Extracted data entries:
____

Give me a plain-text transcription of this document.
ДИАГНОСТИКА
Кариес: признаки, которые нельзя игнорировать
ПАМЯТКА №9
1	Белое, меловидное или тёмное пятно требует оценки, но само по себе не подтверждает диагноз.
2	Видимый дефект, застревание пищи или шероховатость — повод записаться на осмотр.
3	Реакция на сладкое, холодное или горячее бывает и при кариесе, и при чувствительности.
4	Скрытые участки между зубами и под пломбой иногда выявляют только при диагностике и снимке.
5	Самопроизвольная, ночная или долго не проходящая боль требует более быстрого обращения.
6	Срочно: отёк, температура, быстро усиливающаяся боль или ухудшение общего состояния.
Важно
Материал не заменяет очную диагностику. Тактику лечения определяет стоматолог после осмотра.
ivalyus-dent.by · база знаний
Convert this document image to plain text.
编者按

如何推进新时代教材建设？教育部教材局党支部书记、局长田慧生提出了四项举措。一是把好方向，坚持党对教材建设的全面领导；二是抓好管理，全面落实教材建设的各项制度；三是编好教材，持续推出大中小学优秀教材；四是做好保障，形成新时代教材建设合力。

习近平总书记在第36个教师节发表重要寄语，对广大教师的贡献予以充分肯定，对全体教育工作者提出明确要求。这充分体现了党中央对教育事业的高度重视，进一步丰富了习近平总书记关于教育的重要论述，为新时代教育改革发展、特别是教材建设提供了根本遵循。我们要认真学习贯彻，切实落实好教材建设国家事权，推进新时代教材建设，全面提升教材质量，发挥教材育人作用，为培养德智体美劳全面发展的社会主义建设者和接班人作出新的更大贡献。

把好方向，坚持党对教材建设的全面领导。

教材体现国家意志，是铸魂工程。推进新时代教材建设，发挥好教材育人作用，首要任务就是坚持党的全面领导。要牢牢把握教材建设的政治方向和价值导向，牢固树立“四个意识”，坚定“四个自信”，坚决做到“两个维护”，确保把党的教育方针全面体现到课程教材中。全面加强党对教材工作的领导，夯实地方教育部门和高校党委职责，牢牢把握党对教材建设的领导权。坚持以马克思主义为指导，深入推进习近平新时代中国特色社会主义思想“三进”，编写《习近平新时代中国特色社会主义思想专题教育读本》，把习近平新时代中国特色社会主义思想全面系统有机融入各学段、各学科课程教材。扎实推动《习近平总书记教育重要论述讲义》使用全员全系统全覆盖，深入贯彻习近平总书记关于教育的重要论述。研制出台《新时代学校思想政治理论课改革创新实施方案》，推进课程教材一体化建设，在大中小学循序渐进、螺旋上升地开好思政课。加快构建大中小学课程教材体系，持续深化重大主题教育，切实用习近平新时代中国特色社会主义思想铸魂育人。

____

- _Instruction_:
Determine how many lines include the string "坚持党对教材建设的全面领导". Give no answer but the number.

- _Solution below_:
2